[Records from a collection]
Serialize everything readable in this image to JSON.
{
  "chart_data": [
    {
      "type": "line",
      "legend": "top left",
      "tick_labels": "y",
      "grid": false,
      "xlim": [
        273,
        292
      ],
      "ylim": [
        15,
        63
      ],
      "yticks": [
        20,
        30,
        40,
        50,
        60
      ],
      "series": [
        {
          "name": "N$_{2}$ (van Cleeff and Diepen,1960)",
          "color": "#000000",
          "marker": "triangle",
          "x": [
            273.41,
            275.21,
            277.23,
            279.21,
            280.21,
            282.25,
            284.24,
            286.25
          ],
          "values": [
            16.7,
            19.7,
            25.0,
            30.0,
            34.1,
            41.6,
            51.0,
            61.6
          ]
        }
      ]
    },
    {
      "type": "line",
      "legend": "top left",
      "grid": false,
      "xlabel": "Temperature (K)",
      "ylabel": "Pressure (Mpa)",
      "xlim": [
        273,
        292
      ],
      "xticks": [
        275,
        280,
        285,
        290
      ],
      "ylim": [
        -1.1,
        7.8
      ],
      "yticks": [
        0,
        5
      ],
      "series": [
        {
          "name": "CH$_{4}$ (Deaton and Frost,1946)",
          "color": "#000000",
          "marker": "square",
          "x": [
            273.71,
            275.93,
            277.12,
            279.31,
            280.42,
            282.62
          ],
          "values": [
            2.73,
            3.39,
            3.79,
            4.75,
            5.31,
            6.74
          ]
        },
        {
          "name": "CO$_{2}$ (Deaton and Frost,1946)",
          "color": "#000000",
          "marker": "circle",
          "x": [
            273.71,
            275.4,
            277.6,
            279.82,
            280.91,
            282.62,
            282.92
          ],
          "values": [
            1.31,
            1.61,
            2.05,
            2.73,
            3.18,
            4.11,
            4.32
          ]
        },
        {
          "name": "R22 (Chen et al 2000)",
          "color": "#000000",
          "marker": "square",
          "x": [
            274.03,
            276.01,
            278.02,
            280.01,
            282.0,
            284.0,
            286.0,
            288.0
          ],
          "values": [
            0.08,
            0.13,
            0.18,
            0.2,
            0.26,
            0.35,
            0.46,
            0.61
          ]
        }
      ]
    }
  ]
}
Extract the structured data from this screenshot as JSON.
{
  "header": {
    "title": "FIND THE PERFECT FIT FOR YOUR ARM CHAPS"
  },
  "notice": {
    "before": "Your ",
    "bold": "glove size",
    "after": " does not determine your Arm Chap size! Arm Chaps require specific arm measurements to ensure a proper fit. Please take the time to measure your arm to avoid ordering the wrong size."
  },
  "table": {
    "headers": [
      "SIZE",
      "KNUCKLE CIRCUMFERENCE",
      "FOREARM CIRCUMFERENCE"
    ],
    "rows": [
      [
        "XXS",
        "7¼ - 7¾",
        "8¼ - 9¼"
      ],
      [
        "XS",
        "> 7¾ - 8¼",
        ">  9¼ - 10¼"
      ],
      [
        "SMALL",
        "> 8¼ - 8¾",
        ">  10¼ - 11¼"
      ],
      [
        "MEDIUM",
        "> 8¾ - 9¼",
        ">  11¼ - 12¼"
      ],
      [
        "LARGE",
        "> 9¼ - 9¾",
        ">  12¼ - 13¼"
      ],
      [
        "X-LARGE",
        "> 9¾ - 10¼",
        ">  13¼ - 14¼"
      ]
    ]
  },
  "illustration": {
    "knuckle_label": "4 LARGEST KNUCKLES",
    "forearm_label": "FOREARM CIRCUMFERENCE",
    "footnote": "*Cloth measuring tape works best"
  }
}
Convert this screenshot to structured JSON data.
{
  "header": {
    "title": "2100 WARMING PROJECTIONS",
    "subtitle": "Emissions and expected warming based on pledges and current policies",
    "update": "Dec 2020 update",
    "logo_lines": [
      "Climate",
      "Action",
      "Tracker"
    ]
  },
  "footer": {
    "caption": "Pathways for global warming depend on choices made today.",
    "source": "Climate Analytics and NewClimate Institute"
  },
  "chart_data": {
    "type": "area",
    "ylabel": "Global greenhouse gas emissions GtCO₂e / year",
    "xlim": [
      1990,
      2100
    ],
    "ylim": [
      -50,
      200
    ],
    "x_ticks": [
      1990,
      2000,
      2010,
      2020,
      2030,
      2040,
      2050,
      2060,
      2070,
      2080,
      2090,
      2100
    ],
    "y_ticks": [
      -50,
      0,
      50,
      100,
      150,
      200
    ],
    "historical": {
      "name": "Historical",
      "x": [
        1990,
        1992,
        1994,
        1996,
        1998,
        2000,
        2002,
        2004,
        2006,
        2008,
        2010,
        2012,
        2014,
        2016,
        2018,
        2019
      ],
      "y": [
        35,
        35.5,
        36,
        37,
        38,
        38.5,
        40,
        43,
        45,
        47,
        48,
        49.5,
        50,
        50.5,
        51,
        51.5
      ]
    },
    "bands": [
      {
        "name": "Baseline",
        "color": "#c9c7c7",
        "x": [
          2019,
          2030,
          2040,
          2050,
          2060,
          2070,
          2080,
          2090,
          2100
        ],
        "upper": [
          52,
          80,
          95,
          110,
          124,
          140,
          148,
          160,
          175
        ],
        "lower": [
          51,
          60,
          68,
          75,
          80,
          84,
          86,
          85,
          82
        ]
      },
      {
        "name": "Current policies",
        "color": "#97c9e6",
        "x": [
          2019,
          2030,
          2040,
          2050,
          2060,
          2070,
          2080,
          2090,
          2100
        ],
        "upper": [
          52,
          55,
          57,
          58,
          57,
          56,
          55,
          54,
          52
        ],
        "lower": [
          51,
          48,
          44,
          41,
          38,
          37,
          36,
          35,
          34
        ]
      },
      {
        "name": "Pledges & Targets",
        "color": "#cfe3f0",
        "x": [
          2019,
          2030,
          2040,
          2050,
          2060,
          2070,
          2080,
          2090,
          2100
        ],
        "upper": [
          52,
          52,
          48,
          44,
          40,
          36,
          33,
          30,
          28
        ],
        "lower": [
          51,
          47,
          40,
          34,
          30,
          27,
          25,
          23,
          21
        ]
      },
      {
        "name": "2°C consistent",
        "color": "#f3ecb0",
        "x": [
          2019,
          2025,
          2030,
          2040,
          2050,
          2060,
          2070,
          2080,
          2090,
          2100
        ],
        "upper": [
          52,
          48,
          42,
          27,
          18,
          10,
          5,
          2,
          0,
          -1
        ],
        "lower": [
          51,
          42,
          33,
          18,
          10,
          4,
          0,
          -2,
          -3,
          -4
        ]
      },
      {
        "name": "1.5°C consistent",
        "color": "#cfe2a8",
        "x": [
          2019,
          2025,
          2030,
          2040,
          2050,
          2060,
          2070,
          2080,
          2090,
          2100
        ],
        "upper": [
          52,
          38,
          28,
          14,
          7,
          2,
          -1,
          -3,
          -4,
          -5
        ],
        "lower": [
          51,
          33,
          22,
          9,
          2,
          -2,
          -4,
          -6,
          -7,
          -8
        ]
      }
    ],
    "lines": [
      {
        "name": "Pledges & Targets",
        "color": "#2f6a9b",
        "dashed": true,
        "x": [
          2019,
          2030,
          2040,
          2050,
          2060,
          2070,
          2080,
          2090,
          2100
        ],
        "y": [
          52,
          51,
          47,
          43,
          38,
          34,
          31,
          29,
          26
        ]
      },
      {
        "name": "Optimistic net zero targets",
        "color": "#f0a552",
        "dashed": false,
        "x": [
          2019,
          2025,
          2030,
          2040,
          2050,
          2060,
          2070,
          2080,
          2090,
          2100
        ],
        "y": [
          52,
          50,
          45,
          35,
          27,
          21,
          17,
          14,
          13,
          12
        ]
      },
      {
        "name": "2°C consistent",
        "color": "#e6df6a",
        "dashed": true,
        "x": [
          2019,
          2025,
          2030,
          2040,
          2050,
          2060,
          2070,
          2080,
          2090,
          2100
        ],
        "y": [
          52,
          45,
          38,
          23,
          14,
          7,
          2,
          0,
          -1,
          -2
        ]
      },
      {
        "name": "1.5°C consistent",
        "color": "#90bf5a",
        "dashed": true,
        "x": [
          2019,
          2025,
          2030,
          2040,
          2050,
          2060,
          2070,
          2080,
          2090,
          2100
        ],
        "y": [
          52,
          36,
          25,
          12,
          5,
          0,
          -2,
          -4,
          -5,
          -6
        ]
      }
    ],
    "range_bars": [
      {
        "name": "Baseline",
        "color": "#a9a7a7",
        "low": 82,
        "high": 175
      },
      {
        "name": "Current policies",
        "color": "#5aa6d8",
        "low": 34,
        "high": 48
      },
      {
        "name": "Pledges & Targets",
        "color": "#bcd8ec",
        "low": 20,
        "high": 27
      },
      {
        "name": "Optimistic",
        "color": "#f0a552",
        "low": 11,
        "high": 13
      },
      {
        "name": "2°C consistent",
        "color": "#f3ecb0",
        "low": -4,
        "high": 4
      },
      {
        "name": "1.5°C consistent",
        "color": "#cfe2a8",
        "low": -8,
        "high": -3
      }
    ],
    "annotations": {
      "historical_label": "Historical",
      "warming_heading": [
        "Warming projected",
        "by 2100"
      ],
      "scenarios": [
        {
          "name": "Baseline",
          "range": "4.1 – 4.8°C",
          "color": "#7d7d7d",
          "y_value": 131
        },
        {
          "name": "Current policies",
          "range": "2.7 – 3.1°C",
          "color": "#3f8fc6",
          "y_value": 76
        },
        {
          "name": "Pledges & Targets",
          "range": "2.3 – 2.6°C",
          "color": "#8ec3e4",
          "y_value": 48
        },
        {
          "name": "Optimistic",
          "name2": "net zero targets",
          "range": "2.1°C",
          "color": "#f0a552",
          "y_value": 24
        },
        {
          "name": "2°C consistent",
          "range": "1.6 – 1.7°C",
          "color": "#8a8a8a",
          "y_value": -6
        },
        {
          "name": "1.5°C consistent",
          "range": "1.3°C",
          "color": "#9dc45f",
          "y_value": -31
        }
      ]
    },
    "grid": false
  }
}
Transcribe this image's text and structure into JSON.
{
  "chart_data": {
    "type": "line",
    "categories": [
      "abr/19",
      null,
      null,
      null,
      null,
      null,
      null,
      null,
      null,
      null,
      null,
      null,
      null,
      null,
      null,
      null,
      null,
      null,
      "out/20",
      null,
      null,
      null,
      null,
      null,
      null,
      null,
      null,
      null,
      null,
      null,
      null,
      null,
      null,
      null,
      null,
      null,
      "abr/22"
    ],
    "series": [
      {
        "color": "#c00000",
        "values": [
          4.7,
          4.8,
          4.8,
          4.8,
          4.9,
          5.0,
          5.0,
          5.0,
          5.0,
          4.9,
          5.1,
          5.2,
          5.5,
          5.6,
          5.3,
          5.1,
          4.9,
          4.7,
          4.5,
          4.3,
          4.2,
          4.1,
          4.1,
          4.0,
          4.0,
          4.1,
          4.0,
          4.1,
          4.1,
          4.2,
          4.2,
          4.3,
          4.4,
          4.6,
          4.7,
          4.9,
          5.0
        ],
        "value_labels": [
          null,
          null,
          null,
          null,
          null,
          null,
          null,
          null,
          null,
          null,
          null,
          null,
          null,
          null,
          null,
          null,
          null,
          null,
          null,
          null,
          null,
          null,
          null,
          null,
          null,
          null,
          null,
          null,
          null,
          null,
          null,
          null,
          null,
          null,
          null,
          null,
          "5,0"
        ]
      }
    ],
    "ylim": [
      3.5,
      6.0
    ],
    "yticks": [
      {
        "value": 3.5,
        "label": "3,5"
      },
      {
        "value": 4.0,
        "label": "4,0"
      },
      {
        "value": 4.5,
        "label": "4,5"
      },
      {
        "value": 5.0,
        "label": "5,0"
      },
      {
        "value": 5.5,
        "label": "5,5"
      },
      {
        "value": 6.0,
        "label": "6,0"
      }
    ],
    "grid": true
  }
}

- [PROBLEM DETAILS] From the records above, work out how many lines contain the string "CIRCUMFERENCE". Give only the number.

- [SOLUTION TO THIS PROBLEM] 3